- _WHAT YOU SHOULD DO_: Every line of the data that contains the string "name" must be copied.

* Begin PROVIDED INFORMATION *

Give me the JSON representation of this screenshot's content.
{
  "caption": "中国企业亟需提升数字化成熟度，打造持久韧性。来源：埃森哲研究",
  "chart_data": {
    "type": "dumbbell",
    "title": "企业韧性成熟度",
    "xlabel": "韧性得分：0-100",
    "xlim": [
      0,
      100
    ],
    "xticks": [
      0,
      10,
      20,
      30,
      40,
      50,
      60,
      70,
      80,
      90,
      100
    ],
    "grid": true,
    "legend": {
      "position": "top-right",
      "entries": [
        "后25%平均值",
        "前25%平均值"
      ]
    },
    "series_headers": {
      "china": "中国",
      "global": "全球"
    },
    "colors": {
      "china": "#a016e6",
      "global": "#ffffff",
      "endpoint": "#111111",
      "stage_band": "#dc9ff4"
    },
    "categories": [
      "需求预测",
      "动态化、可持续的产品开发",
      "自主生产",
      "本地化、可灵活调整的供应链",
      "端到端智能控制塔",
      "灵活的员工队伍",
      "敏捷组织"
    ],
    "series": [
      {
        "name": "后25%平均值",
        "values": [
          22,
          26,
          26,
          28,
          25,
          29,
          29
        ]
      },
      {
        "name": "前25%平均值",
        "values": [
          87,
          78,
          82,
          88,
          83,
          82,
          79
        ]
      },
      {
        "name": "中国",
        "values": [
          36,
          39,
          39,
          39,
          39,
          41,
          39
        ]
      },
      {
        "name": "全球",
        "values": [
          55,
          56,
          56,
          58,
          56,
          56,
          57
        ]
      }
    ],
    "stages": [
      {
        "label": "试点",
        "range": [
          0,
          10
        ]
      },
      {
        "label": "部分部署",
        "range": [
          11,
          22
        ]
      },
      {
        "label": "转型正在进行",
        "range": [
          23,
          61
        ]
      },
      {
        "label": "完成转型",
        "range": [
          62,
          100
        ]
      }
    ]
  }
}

* End PROVIDED INFORMATION *
* Begin PROVIDED INFORMATION *

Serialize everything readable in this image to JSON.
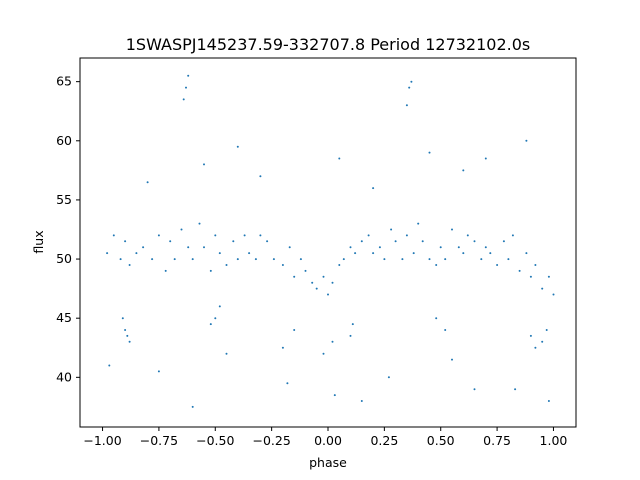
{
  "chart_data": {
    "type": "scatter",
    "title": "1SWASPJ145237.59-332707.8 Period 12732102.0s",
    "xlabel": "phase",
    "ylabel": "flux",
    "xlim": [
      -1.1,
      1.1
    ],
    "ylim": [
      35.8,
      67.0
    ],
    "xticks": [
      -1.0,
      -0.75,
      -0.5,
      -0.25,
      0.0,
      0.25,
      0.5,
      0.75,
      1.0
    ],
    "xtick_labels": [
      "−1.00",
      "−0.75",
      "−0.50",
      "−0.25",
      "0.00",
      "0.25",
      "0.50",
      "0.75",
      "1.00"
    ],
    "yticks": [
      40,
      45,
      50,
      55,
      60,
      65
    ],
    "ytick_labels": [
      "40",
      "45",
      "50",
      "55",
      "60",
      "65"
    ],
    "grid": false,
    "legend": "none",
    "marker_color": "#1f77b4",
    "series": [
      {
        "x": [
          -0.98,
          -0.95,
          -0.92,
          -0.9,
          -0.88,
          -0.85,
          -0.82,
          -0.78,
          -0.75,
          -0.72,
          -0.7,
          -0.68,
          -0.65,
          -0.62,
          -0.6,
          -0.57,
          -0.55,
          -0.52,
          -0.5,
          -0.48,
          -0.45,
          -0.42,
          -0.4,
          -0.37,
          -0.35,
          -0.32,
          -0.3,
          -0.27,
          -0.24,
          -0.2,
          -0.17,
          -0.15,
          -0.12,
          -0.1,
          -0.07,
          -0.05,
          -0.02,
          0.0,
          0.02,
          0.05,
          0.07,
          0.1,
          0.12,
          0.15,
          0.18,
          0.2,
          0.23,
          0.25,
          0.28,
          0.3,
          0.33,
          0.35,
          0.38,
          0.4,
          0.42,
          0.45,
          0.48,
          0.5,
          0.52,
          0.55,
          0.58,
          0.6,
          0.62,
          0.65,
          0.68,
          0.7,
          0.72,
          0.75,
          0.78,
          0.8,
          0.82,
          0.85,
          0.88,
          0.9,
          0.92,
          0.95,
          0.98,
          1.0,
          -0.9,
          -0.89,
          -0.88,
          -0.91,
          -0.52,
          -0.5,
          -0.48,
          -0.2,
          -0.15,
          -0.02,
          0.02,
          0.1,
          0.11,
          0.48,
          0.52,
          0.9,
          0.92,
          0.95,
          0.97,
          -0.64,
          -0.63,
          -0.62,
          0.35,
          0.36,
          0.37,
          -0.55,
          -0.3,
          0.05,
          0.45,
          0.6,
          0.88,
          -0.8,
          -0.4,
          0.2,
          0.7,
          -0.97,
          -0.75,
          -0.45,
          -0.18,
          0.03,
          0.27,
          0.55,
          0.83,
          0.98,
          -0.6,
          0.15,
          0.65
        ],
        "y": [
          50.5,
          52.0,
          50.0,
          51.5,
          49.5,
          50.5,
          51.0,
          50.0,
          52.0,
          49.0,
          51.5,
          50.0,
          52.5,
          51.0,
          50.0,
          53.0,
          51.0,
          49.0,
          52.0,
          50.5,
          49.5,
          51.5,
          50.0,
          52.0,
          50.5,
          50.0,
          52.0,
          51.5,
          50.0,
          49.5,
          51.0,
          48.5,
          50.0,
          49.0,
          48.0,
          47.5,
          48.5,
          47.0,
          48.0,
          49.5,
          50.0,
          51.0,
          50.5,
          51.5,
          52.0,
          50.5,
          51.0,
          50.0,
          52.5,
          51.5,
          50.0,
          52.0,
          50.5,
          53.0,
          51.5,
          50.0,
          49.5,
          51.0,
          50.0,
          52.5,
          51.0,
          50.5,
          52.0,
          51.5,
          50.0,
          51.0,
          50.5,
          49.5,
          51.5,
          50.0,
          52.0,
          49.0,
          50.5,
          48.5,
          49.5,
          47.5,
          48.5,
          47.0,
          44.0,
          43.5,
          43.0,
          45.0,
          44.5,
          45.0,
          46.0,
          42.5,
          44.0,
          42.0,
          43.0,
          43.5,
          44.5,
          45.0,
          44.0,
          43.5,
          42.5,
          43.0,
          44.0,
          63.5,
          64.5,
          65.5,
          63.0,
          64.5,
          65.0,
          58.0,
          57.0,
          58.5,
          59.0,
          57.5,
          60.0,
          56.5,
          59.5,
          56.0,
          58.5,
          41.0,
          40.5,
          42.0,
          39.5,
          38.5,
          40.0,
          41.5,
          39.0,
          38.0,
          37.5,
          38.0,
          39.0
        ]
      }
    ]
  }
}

* End PROVIDED INFORMATION *
* Begin PROVIDED INFORMATION *

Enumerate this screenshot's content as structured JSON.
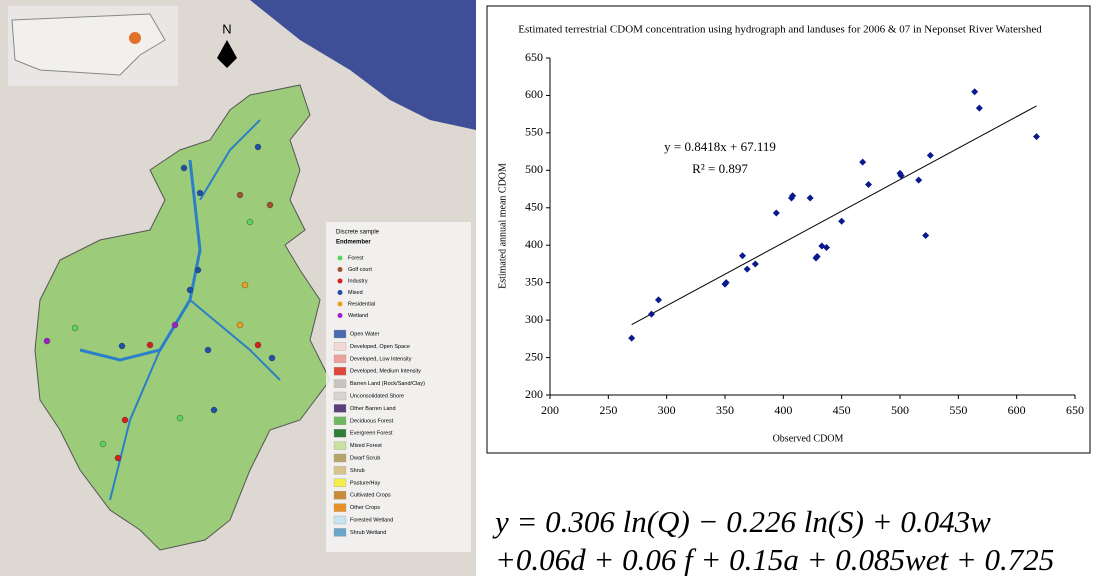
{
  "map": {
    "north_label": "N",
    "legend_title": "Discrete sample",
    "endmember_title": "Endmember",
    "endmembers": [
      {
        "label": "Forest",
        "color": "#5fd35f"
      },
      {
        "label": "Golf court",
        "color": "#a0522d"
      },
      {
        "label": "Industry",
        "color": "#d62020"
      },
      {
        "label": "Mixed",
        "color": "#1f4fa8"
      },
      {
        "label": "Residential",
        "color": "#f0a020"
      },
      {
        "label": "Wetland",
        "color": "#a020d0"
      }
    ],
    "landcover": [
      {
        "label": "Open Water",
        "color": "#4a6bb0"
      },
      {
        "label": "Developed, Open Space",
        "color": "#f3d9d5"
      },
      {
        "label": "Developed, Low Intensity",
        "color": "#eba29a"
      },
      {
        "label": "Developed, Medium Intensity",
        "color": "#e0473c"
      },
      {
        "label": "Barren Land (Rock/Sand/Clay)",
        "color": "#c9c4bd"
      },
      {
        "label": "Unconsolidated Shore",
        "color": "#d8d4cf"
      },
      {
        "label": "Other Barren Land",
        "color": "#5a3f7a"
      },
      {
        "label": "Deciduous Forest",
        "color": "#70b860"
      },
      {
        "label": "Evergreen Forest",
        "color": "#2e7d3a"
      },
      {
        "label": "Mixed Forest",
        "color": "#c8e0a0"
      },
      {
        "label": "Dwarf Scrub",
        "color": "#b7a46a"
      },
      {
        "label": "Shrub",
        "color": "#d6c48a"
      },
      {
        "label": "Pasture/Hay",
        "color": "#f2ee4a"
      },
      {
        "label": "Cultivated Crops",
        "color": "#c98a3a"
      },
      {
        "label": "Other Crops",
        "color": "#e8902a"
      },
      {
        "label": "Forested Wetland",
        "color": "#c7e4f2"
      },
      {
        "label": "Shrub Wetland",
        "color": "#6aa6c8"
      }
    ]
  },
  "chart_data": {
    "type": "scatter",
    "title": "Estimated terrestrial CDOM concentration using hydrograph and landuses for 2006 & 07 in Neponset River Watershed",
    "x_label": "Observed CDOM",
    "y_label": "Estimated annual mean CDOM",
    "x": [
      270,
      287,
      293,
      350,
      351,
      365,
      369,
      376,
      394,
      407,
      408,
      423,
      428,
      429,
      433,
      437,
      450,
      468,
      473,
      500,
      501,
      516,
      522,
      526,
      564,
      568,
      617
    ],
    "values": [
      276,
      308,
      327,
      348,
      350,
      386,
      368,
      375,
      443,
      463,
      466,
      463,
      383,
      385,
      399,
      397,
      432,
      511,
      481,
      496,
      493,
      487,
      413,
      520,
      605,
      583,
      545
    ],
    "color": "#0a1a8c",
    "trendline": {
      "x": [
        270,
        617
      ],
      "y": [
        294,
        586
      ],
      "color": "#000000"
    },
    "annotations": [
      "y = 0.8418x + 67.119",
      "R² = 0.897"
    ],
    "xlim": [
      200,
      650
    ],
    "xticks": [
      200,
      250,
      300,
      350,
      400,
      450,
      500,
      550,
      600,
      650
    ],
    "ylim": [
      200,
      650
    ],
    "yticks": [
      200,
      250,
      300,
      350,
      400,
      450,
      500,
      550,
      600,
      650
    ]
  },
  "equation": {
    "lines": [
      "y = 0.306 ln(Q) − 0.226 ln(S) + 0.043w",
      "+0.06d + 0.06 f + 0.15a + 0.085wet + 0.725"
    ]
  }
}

* End PROVIDED INFORMATION *

- _RESPONSE BELOW_:
        "name": "后25%平均值",
        "name": "前25%平均值",
        "name": "中国",
        "name": "全球",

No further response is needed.